◆ ROWS ◆
================
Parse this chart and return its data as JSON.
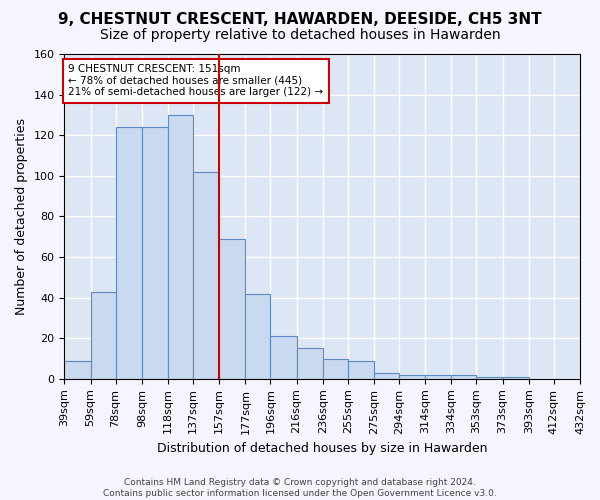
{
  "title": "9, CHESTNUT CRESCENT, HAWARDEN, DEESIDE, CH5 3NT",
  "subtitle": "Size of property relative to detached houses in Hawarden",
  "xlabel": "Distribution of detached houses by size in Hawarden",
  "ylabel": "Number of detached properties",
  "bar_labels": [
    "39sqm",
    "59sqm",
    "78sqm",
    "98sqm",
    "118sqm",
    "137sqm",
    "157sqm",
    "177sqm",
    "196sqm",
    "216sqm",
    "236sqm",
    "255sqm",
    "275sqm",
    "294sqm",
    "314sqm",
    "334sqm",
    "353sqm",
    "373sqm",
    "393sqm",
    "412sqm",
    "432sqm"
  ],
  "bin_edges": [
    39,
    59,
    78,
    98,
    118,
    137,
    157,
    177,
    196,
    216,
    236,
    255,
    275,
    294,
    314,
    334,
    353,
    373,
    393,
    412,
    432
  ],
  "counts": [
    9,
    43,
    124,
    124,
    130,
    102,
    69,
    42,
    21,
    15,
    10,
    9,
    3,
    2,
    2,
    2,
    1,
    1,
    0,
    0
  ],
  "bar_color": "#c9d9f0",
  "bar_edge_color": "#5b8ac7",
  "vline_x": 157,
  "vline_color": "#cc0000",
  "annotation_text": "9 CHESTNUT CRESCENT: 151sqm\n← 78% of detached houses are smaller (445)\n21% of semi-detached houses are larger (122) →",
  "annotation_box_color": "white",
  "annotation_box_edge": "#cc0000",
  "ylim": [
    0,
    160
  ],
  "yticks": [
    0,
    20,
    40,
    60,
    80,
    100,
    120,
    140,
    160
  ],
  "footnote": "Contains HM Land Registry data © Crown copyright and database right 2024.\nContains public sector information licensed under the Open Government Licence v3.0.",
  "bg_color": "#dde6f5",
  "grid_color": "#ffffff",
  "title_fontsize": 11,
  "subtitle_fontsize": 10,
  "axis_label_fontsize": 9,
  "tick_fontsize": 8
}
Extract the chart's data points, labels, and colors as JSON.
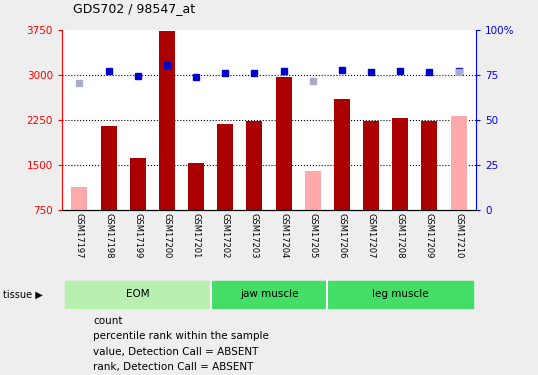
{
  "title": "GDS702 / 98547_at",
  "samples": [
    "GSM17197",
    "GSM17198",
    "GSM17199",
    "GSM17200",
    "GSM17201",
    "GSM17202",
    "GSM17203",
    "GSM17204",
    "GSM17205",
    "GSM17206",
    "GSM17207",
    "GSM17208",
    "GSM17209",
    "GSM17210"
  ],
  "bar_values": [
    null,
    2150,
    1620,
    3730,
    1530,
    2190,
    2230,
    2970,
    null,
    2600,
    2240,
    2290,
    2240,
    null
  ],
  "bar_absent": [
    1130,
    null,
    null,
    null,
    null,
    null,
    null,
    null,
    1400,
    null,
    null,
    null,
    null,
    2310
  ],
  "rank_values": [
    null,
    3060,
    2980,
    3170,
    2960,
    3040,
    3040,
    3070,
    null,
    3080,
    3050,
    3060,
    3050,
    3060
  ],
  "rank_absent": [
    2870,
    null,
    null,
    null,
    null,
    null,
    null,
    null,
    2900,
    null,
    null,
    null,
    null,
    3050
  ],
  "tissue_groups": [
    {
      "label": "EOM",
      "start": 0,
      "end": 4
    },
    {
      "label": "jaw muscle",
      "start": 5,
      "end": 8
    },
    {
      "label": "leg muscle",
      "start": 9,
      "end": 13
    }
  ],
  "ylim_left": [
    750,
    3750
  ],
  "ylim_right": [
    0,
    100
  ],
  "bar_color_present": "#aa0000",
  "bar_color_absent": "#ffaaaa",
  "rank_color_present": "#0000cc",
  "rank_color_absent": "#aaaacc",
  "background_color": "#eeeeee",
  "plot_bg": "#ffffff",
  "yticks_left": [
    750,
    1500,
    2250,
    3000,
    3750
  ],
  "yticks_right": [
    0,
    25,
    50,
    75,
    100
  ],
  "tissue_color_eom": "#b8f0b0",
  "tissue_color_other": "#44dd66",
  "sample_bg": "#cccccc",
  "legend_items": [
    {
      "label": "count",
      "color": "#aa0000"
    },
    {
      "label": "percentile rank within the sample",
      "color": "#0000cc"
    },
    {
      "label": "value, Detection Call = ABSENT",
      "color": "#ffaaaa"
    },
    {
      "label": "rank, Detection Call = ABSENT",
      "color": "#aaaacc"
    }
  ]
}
================
◆ WHAT IS BEING ASKED ◆
Whichever lines contain the string "chart", select and copy them.

◆ TASK RESULT ◆
Parse this chart and return its data as JSON.
Extract the chart's data points, labels, and colors as JSON.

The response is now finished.